→ EXERCISE INPUT
______

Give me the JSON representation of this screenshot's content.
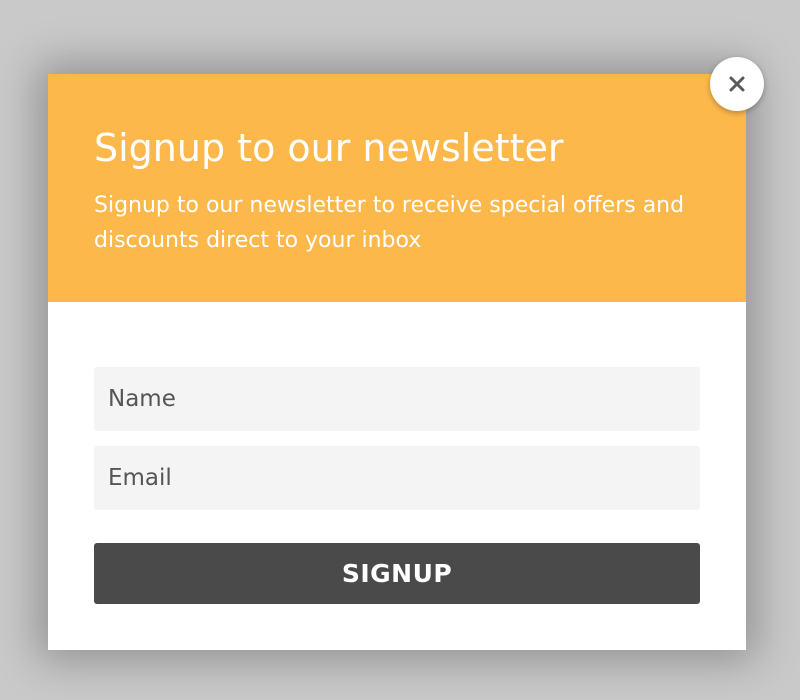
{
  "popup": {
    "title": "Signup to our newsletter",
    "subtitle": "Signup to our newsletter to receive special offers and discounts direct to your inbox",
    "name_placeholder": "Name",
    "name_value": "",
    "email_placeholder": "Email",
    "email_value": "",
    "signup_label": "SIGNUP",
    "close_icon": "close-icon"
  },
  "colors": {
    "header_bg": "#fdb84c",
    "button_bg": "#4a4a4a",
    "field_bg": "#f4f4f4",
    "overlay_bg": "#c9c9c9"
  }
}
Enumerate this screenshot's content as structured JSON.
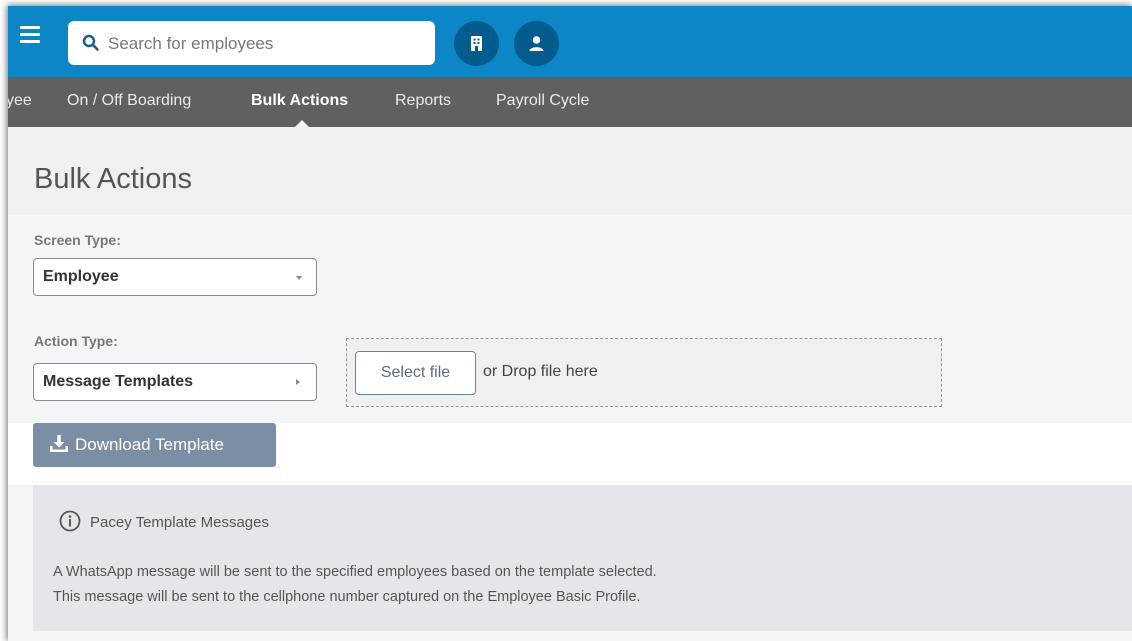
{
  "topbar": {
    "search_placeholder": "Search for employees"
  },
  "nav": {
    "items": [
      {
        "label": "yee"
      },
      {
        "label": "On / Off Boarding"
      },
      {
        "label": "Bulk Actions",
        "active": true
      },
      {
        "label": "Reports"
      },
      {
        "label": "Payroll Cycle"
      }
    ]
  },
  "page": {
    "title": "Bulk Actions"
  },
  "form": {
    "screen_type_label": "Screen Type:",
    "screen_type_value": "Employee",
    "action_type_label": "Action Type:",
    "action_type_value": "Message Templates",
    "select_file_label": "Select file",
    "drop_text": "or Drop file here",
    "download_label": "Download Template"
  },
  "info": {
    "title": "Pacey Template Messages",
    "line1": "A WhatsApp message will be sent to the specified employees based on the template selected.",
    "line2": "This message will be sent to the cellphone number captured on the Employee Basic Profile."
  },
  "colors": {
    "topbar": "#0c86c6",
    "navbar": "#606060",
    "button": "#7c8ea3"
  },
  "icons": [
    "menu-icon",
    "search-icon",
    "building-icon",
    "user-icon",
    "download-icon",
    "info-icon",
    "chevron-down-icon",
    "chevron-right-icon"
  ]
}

______

→ YOUR INSTRUCTIONS
A faithful copy of the records above is needed, with the pictures left out.

→ THE RESPONSE
Give me the JSON representation of this screenshot's content.
{
  "popup": {
    "title": "Signup to our newsletter",
    "subtitle": "Signup to our newsletter to receive special offers and discounts direct to your inbox",
    "name_placeholder": "Name",
    "name_value": "",
    "email_placeholder": "Email",
    "email_value": "",
    "signup_label": "SIGNUP",
    "close_icon": "close-icon"
  },
  "colors": {
    "header_bg": "#fdb84c",
    "button_bg": "#4a4a4a",
    "field_bg": "#f4f4f4",
    "overlay_bg": "#c9c9c9"
  }
}
Enumerate this screenshot's content as structured JSON.
{
  "topbar": {
    "search_placeholder": "Search for employees"
  },
  "nav": {
    "items": [
      {
        "label": "yee"
      },
      {
        "label": "On / Off Boarding"
      },
      {
        "label": "Bulk Actions",
        "active": true
      },
      {
        "label": "Reports"
      },
      {
        "label": "Payroll Cycle"
      }
    ]
  },
  "page": {
    "title": "Bulk Actions"
  },
  "form": {
    "screen_type_label": "Screen Type:",
    "screen_type_value": "Employee",
    "action_type_label": "Action Type:",
    "action_type_value": "Message Templates",
    "select_file_label": "Select file",
    "drop_text": "or Drop file here",
    "download_label": "Download Template"
  },
  "info": {
    "title": "Pacey Template Messages",
    "line1": "A WhatsApp message will be sent to the specified employees based on the template selected.",
    "line2": "This message will be sent to the cellphone number captured on the Employee Basic Profile."
  },
  "colors": {
    "topbar": "#0c86c6",
    "navbar": "#606060",
    "button": "#7c8ea3"
  },
  "icons": [
    "menu-icon",
    "search-icon",
    "building-icon",
    "user-icon",
    "download-icon",
    "info-icon",
    "chevron-down-icon",
    "chevron-right-icon"
  ]
}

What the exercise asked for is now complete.